_WHAT IS BEING ASKED_:
Write out the entire listing below exactly, with the pictures left out.
--------
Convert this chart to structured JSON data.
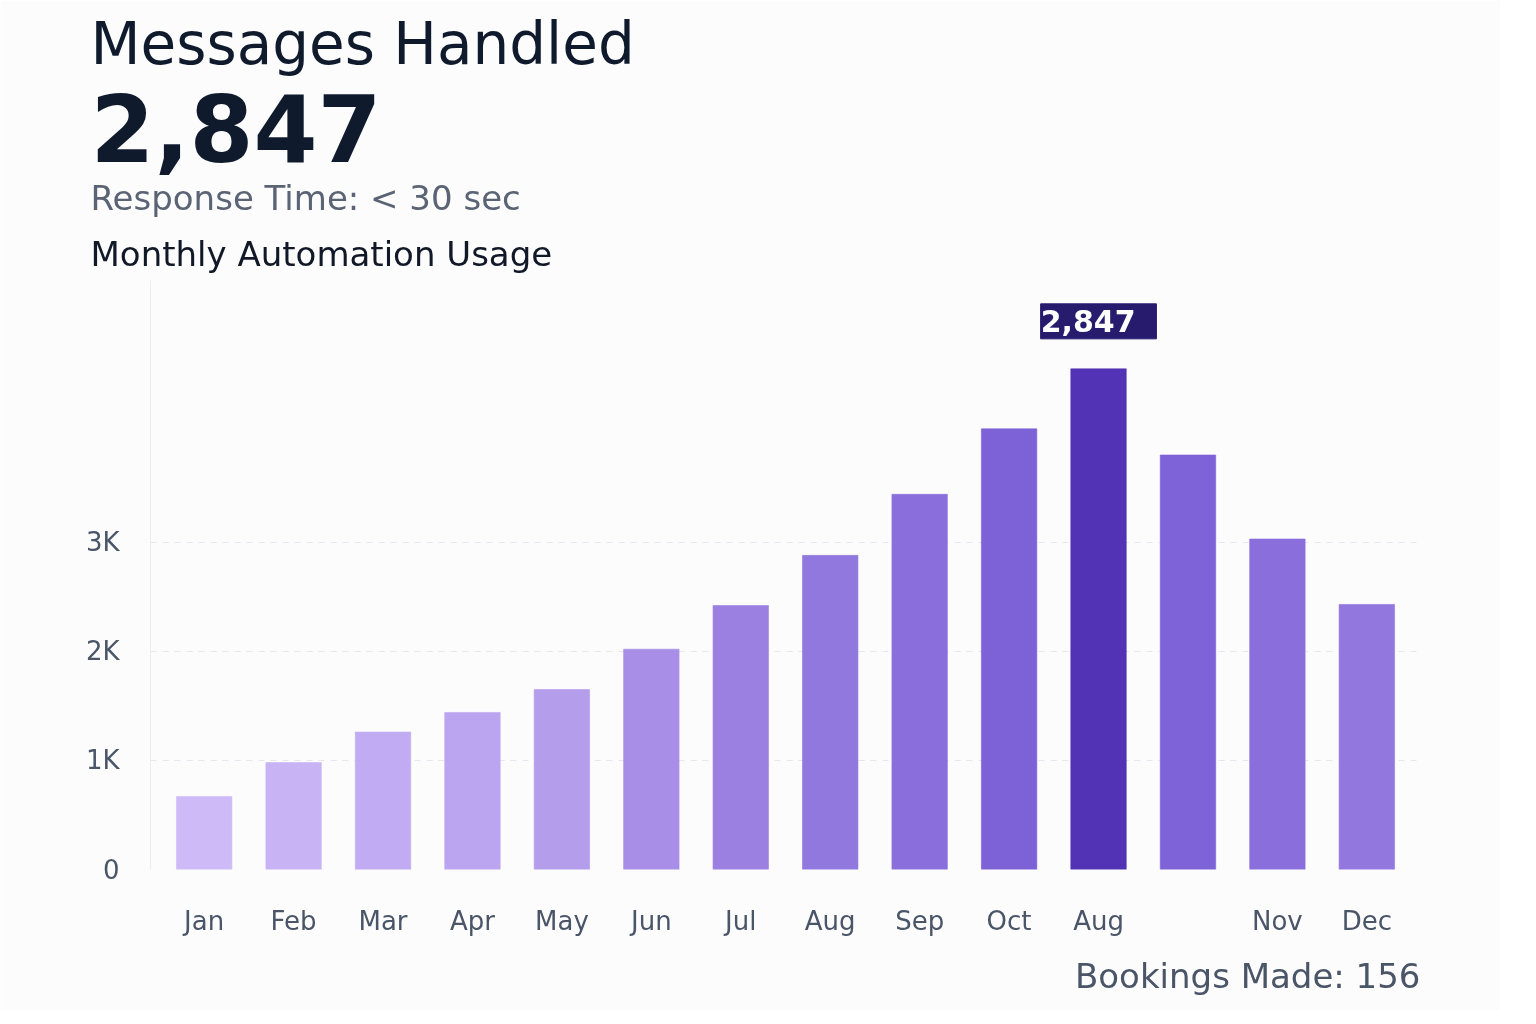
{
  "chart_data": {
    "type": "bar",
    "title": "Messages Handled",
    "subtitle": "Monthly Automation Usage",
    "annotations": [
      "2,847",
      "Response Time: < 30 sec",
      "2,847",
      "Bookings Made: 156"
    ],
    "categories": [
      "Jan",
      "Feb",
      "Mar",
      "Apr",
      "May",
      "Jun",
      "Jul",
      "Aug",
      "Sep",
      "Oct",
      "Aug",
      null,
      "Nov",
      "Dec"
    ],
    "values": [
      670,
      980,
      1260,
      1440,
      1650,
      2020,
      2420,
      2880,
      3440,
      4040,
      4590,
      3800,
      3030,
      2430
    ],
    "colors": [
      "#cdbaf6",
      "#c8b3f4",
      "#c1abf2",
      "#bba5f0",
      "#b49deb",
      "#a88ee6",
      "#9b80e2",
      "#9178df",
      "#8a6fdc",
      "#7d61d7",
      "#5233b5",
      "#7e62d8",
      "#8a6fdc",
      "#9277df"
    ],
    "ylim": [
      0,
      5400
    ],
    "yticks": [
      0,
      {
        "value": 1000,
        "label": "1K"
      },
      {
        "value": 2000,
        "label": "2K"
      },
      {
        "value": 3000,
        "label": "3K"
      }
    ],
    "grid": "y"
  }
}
--------
_IN RESPONSE_:
Convert this chart to structured JSON data.
{
  "chart_data": {
    "type": "bar",
    "title": "Messages Handled",
    "subtitle": "Monthly Automation Usage",
    "annotations": [
      "2,847",
      "Response Time: < 30 sec",
      "2,847",
      "Bookings Made: 156"
    ],
    "categories": [
      "Jan",
      "Feb",
      "Mar",
      "Apr",
      "May",
      "Jun",
      "Jul",
      "Aug",
      "Sep",
      "Oct",
      "Aug",
      null,
      "Nov",
      "Dec"
    ],
    "values": [
      670,
      980,
      1260,
      1440,
      1650,
      2020,
      2420,
      2880,
      3440,
      4040,
      4590,
      3800,
      3030,
      2430
    ],
    "colors": [
      "#cdbaf6",
      "#c8b3f4",
      "#c1abf2",
      "#bba5f0",
      "#b49deb",
      "#a88ee6",
      "#9b80e2",
      "#9178df",
      "#8a6fdc",
      "#7d61d7",
      "#5233b5",
      "#7e62d8",
      "#8a6fdc",
      "#9277df"
    ],
    "ylim": [
      0,
      5400
    ],
    "yticks": [
      0,
      {
        "value": 1000,
        "label": "1K"
      },
      {
        "value": 2000,
        "label": "2K"
      },
      {
        "value": 3000,
        "label": "3K"
      }
    ],
    "grid": "y"
  }
}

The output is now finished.